GIVEN PROBLEM: Everything in the listing should be restated word for word.

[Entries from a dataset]
— Start —
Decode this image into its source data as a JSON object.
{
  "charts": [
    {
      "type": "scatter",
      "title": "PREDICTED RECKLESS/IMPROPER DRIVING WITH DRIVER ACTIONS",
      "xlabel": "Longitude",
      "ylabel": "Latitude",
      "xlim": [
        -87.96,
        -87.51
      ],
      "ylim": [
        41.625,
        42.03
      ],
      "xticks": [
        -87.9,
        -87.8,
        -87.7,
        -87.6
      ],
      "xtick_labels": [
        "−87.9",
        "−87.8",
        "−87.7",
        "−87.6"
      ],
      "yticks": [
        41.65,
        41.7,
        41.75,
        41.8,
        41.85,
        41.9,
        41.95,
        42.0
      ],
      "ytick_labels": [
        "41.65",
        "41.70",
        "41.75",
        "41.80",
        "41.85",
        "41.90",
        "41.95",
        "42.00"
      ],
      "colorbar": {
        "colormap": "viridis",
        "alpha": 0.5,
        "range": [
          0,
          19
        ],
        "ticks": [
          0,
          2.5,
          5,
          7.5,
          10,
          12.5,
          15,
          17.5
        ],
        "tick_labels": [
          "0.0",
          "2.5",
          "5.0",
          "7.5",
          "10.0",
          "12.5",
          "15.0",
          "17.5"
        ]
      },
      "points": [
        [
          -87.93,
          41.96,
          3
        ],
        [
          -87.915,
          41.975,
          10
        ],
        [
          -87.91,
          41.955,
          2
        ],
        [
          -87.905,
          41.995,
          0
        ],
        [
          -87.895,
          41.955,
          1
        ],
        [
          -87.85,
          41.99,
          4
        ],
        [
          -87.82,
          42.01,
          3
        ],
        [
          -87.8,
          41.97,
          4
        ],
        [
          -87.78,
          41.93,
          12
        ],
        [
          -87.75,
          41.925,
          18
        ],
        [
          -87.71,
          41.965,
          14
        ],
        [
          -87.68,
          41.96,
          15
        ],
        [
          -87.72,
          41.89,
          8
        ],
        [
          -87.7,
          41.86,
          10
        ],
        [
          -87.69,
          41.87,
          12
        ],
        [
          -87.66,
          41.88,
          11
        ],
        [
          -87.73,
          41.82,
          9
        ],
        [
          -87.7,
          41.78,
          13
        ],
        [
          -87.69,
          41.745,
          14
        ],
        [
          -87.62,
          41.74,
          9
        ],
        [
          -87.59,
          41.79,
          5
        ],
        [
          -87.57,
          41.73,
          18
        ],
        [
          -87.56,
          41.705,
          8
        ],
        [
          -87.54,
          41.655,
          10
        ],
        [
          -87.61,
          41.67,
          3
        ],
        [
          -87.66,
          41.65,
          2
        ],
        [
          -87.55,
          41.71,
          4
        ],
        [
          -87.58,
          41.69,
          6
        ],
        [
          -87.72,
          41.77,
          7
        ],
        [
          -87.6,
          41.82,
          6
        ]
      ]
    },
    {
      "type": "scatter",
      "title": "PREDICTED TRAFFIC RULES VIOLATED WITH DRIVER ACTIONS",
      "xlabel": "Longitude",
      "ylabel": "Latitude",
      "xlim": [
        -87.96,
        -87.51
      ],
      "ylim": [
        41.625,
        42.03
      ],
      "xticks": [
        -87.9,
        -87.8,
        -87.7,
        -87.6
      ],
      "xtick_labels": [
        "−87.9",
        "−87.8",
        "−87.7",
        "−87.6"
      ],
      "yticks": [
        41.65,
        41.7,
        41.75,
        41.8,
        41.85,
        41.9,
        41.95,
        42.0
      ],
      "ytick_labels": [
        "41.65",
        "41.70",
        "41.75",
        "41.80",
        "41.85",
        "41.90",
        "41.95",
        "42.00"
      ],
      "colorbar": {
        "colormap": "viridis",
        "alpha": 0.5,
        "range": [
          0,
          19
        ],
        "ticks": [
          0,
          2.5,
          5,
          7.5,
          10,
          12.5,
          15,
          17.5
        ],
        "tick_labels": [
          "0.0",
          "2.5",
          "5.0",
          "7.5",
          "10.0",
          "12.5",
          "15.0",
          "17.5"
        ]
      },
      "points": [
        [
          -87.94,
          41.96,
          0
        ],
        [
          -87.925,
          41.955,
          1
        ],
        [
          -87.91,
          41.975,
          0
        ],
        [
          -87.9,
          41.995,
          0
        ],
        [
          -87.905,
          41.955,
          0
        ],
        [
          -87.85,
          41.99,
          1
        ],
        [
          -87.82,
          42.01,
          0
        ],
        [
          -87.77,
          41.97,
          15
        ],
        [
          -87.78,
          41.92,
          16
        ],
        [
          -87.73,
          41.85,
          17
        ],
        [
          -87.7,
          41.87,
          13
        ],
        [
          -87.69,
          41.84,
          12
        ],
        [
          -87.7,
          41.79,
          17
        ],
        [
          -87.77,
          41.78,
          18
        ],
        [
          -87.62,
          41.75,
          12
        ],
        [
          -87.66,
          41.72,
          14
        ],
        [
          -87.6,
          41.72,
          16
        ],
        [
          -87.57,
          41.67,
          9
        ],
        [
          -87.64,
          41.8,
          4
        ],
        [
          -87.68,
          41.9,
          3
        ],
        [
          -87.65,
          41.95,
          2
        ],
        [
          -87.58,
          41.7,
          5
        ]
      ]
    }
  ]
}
— End —
RESULT OF THIS EXERCISE:
Decode this image into its source data as a JSON object.
{
  "charts": [
    {
      "type": "scatter",
      "title": "PREDICTED RECKLESS/IMPROPER DRIVING WITH DRIVER ACTIONS",
      "xlabel": "Longitude",
      "ylabel": "Latitude",
      "xlim": [
        -87.96,
        -87.51
      ],
      "ylim": [
        41.625,
        42.03
      ],
      "xticks": [
        -87.9,
        -87.8,
        -87.7,
        -87.6
      ],
      "xtick_labels": [
        "−87.9",
        "−87.8",
        "−87.7",
        "−87.6"
      ],
      "yticks": [
        41.65,
        41.7,
        41.75,
        41.8,
        41.85,
        41.9,
        41.95,
        42.0
      ],
      "ytick_labels": [
        "41.65",
        "41.70",
        "41.75",
        "41.80",
        "41.85",
        "41.90",
        "41.95",
        "42.00"
      ],
      "colorbar": {
        "colormap": "viridis",
        "alpha": 0.5,
        "range": [
          0,
          19
        ],
        "ticks": [
          0,
          2.5,
          5,
          7.5,
          10,
          12.5,
          15,
          17.5
        ],
        "tick_labels": [
          "0.0",
          "2.5",
          "5.0",
          "7.5",
          "10.0",
          "12.5",
          "15.0",
          "17.5"
        ]
      },
      "points": [
        [
          -87.93,
          41.96,
          3
        ],
        [
          -87.915,
          41.975,
          10
        ],
        [
          -87.91,
          41.955,
          2
        ],
        [
          -87.905,
          41.995,
          0
        ],
        [
          -87.895,
          41.955,
          1
        ],
        [
          -87.85,
          41.99,
          4
        ],
        [
          -87.82,
          42.01,
          3
        ],
        [
          -87.8,
          41.97,
          4
        ],
        [
          -87.78,
          41.93,
          12
        ],
        [
          -87.75,
          41.925,
          18
        ],
        [
          -87.71,
          41.965,
          14
        ],
        [
          -87.68,
          41.96,
          15
        ],
        [
          -87.72,
          41.89,
          8
        ],
        [
          -87.7,
          41.86,
          10
        ],
        [
          -87.69,
          41.87,
          12
        ],
        [
          -87.66,
          41.88,
          11
        ],
        [
          -87.73,
          41.82,
          9
        ],
        [
          -87.7,
          41.78,
          13
        ],
        [
          -87.69,
          41.745,
          14
        ],
        [
          -87.62,
          41.74,
          9
        ],
        [
          -87.59,
          41.79,
          5
        ],
        [
          -87.57,
          41.73,
          18
        ],
        [
          -87.56,
          41.705,
          8
        ],
        [
          -87.54,
          41.655,
          10
        ],
        [
          -87.61,
          41.67,
          3
        ],
        [
          -87.66,
          41.65,
          2
        ],
        [
          -87.55,
          41.71,
          4
        ],
        [
          -87.58,
          41.69,
          6
        ],
        [
          -87.72,
          41.77,
          7
        ],
        [
          -87.6,
          41.82,
          6
        ]
      ]
    },
    {
      "type": "scatter",
      "title": "PREDICTED TRAFFIC RULES VIOLATED WITH DRIVER ACTIONS",
      "xlabel": "Longitude",
      "ylabel": "Latitude",
      "xlim": [
        -87.96,
        -87.51
      ],
      "ylim": [
        41.625,
        42.03
      ],
      "xticks": [
        -87.9,
        -87.8,
        -87.7,
        -87.6
      ],
      "xtick_labels": [
        "−87.9",
        "−87.8",
        "−87.7",
        "−87.6"
      ],
      "yticks": [
        41.65,
        41.7,
        41.75,
        41.8,
        41.85,
        41.9,
        41.95,
        42.0
      ],
      "ytick_labels": [
        "41.65",
        "41.70",
        "41.75",
        "41.80",
        "41.85",
        "41.90",
        "41.95",
        "42.00"
      ],
      "colorbar": {
        "colormap": "viridis",
        "alpha": 0.5,
        "range": [
          0,
          19
        ],
        "ticks": [
          0,
          2.5,
          5,
          7.5,
          10,
          12.5,
          15,
          17.5
        ],
        "tick_labels": [
          "0.0",
          "2.5",
          "5.0",
          "7.5",
          "10.0",
          "12.5",
          "15.0",
          "17.5"
        ]
      },
      "points": [
        [
          -87.94,
          41.96,
          0
        ],
        [
          -87.925,
          41.955,
          1
        ],
        [
          -87.91,
          41.975,
          0
        ],
        [
          -87.9,
          41.995,
          0
        ],
        [
          -87.905,
          41.955,
          0
        ],
        [
          -87.85,
          41.99,
          1
        ],
        [
          -87.82,
          42.01,
          0
        ],
        [
          -87.77,
          41.97,
          15
        ],
        [
          -87.78,
          41.92,
          16
        ],
        [
          -87.73,
          41.85,
          17
        ],
        [
          -87.7,
          41.87,
          13
        ],
        [
          -87.69,
          41.84,
          12
        ],
        [
          -87.7,
          41.79,
          17
        ],
        [
          -87.77,
          41.78,
          18
        ],
        [
          -87.62,
          41.75,
          12
        ],
        [
          -87.66,
          41.72,
          14
        ],
        [
          -87.6,
          41.72,
          16
        ],
        [
          -87.57,
          41.67,
          9
        ],
        [
          -87.64,
          41.8,
          4
        ],
        [
          -87.68,
          41.9,
          3
        ],
        [
          -87.65,
          41.95,
          2
        ],
        [
          -87.58,
          41.7,
          5
        ]
      ]
    }
  ]
}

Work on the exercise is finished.